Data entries
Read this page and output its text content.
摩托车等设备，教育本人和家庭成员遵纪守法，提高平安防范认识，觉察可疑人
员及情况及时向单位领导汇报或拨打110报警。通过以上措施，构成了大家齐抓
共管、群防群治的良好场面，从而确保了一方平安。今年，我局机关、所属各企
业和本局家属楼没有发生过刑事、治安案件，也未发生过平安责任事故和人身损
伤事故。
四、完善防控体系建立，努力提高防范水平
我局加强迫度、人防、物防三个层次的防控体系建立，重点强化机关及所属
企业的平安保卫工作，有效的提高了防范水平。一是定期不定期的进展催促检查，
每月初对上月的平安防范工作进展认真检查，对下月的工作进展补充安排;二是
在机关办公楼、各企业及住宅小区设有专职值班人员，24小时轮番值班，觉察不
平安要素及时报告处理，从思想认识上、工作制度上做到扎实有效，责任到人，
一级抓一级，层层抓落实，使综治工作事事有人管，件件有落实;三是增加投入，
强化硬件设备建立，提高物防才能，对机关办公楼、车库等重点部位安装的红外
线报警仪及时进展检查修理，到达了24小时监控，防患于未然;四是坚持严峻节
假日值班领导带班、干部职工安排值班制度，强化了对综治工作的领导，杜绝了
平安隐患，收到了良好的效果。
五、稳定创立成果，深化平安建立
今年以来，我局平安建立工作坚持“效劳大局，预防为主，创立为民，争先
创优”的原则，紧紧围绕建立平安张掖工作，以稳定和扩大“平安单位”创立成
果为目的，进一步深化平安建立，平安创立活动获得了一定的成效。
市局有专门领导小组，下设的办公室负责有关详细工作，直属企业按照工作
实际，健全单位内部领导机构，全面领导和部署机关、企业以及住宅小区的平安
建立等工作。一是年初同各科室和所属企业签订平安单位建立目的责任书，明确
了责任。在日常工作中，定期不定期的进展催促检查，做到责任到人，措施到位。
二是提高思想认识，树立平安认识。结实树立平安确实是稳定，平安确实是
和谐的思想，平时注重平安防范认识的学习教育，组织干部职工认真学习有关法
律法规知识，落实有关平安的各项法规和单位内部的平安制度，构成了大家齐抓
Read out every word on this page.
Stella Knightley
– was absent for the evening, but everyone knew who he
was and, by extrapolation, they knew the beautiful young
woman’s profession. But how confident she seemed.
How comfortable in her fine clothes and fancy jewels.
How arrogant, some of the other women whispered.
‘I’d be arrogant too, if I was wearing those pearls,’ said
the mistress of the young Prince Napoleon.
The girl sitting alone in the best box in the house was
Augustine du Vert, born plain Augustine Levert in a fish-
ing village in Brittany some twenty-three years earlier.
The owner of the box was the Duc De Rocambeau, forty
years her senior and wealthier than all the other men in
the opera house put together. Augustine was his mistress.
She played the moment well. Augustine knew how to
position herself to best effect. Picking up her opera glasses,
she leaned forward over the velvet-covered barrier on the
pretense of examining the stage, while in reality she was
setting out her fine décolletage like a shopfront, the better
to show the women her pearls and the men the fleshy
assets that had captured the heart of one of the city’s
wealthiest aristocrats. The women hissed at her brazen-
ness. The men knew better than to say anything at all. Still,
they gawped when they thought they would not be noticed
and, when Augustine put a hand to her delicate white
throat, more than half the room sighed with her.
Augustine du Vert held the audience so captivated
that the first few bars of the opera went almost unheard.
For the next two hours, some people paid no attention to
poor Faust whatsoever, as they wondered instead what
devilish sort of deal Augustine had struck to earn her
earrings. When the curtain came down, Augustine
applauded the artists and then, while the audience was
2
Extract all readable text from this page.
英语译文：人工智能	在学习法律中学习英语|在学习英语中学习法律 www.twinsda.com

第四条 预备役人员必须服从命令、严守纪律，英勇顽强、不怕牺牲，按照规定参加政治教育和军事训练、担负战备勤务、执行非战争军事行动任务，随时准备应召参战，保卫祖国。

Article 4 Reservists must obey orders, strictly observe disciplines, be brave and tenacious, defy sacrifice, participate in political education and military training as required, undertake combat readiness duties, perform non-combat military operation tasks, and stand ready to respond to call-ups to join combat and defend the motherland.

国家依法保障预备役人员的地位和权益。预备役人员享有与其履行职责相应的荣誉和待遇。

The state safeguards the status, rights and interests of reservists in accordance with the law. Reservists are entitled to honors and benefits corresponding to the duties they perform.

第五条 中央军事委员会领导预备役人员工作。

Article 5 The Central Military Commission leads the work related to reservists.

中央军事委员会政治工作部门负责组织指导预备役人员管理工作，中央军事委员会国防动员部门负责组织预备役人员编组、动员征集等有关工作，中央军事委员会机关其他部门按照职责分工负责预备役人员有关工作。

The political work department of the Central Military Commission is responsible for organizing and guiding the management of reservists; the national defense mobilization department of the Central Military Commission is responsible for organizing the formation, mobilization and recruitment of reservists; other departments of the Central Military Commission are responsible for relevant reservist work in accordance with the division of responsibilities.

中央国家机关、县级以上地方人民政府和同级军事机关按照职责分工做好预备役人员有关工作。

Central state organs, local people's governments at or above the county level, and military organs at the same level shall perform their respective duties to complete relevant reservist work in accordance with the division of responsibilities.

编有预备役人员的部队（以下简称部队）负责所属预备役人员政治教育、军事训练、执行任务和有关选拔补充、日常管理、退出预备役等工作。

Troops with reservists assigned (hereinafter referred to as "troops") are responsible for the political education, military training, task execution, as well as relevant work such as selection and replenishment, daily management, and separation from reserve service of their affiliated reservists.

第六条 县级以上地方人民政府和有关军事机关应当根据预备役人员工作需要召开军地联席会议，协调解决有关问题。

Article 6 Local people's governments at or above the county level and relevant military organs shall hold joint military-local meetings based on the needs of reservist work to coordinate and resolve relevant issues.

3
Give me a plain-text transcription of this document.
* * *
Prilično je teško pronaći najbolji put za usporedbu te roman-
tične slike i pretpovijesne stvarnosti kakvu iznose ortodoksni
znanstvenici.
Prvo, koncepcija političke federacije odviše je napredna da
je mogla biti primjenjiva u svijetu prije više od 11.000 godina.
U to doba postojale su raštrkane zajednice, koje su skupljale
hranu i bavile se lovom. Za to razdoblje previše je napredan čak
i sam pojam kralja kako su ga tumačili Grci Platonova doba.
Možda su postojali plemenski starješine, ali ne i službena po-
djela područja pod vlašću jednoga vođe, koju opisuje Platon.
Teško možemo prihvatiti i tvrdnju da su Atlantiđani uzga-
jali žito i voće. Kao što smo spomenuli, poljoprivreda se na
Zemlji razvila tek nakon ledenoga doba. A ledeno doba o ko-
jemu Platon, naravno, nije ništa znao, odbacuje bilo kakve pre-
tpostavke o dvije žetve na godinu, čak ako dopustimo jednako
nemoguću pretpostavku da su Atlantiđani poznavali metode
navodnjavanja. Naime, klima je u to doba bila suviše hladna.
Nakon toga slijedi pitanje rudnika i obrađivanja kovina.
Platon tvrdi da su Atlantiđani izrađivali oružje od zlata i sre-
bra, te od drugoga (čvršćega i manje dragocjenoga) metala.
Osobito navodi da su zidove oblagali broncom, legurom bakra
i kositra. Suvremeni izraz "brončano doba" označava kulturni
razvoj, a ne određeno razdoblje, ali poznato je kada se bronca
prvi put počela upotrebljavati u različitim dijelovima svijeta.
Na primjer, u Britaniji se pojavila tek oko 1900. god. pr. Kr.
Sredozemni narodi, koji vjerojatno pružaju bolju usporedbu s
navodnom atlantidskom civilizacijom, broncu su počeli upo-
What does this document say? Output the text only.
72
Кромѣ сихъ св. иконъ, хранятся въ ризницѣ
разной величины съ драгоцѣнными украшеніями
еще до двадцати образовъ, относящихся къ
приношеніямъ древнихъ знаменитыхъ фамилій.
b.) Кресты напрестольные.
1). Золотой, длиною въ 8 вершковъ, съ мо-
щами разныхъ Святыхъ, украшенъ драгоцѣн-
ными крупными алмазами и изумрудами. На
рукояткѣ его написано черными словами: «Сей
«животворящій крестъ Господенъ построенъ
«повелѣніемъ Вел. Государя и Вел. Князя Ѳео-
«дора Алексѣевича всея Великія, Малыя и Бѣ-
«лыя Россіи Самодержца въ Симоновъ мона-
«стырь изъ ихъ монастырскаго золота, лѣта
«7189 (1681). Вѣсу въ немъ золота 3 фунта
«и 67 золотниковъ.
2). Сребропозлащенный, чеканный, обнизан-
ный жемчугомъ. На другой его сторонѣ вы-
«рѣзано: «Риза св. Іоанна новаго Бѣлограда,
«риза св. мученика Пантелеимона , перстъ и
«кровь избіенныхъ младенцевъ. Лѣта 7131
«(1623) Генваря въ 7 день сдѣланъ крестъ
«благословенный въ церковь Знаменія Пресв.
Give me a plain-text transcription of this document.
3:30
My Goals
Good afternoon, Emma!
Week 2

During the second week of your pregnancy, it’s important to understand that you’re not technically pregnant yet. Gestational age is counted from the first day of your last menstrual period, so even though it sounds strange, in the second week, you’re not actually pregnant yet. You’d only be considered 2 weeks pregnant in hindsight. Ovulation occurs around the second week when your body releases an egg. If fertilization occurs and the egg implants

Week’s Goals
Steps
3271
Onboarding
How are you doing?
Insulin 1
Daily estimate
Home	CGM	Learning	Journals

* Your goal
Extract each line from the entries above that contains the string "state".

* Solution for this problem
The state safeguards the status, rights and interests of reservists in accordance with the law. Reservists are entitled to honors and benefits corresponding to the duties they perform.
Central state organs, local people's governments at or above the county level, and military organs at the same level shall perform their respective duties to complete relevant reservist work in accordance with the division of responsibilities.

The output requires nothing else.